> Exercise objective: Update the listing below so that every "screenshot" reads "image", with everything else unchanged, and omit the pictures from your answer.

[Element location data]
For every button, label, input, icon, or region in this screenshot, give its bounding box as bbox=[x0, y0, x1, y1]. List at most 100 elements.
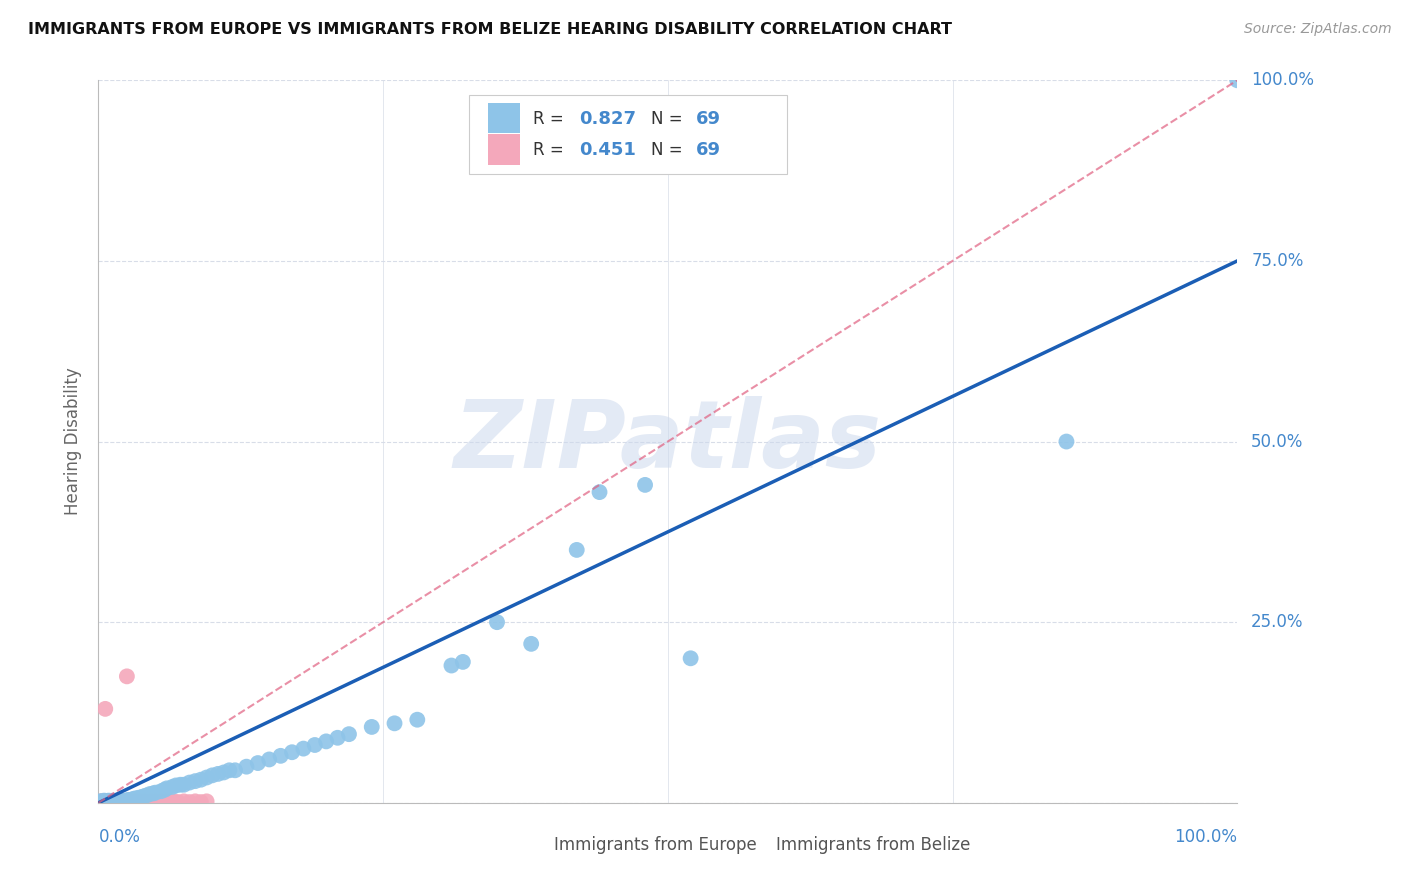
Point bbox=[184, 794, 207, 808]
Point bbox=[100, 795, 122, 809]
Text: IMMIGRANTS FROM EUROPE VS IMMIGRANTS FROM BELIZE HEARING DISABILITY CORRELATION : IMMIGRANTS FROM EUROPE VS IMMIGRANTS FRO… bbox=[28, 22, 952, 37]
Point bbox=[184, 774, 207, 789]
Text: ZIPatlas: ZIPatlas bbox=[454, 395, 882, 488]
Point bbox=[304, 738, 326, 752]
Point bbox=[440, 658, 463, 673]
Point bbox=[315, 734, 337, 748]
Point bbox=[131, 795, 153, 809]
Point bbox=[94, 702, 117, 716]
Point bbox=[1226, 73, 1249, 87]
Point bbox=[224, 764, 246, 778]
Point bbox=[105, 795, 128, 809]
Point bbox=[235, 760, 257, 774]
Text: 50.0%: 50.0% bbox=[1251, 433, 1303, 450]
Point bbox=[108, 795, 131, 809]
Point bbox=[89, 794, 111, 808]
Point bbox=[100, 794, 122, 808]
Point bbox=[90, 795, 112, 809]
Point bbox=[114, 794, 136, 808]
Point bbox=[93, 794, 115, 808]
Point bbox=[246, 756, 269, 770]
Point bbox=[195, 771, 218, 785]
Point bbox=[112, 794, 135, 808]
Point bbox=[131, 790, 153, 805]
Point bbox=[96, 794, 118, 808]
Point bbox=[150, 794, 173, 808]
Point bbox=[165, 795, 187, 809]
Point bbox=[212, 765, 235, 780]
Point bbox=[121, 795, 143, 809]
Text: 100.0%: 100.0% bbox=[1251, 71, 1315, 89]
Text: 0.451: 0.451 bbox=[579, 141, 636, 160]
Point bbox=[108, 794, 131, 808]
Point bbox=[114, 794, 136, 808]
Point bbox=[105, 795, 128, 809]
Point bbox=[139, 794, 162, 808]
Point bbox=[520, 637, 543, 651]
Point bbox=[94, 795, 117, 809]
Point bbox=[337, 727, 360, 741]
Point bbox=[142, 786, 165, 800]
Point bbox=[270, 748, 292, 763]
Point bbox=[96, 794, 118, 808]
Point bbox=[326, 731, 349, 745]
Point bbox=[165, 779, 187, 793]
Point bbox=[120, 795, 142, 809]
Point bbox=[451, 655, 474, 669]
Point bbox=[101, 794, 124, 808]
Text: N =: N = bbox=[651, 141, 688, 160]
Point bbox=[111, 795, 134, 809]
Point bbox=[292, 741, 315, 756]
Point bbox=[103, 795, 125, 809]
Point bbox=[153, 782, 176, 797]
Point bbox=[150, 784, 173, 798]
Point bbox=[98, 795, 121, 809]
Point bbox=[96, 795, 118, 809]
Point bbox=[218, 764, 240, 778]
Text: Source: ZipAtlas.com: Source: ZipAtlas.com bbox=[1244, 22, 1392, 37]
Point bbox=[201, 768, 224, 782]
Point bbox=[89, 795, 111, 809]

> Task solution:
For every button, label, input, icon, or region in this image, give its bounding box as bbox=[x0, y0, x1, y1]. List at most 100 elements.
Point bbox=[184, 794, 207, 808]
Point bbox=[100, 795, 122, 809]
Text: IMMIGRANTS FROM EUROPE VS IMMIGRANTS FROM BELIZE HEARING DISABILITY CORRELATION : IMMIGRANTS FROM EUROPE VS IMMIGRANTS FRO… bbox=[28, 22, 952, 37]
Point bbox=[184, 774, 207, 789]
Text: ZIPatlas: ZIPatlas bbox=[454, 395, 882, 488]
Point bbox=[304, 738, 326, 752]
Point bbox=[440, 658, 463, 673]
Point bbox=[315, 734, 337, 748]
Point bbox=[131, 795, 153, 809]
Point bbox=[94, 702, 117, 716]
Point bbox=[1226, 73, 1249, 87]
Point bbox=[224, 764, 246, 778]
Point bbox=[105, 795, 128, 809]
Point bbox=[235, 760, 257, 774]
Text: 50.0%: 50.0% bbox=[1251, 433, 1303, 450]
Point bbox=[108, 795, 131, 809]
Point bbox=[89, 794, 111, 808]
Point bbox=[100, 794, 122, 808]
Point bbox=[90, 795, 112, 809]
Point bbox=[114, 794, 136, 808]
Point bbox=[93, 794, 115, 808]
Point bbox=[246, 756, 269, 770]
Point bbox=[195, 771, 218, 785]
Point bbox=[112, 794, 135, 808]
Point bbox=[131, 790, 153, 805]
Point bbox=[96, 794, 118, 808]
Point bbox=[150, 794, 173, 808]
Point bbox=[165, 795, 187, 809]
Point bbox=[212, 765, 235, 780]
Point bbox=[121, 795, 143, 809]
Text: 100.0%: 100.0% bbox=[1251, 71, 1315, 89]
Text: 0.451: 0.451 bbox=[579, 141, 636, 160]
Point bbox=[108, 794, 131, 808]
Point bbox=[114, 794, 136, 808]
Point bbox=[105, 795, 128, 809]
Point bbox=[139, 794, 162, 808]
Point bbox=[520, 637, 543, 651]
Point bbox=[94, 795, 117, 809]
Point bbox=[337, 727, 360, 741]
Point bbox=[142, 786, 165, 800]
Point bbox=[270, 748, 292, 763]
Point bbox=[96, 794, 118, 808]
Point bbox=[326, 731, 349, 745]
Point bbox=[165, 779, 187, 793]
Point bbox=[120, 795, 142, 809]
Point bbox=[451, 655, 474, 669]
Point bbox=[101, 794, 124, 808]
Text: N =: N = bbox=[651, 141, 688, 160]
Point bbox=[111, 795, 134, 809]
Point bbox=[292, 741, 315, 756]
Point bbox=[103, 795, 125, 809]
Point bbox=[153, 782, 176, 797]
Point bbox=[150, 784, 173, 798]
Point bbox=[98, 795, 121, 809]
Point bbox=[96, 795, 118, 809]
Point bbox=[218, 764, 240, 778]
Text: Source: ZipAtlas.com: Source: ZipAtlas.com bbox=[1244, 22, 1392, 37]
Point bbox=[201, 768, 224, 782]
Point bbox=[89, 795, 111, 809]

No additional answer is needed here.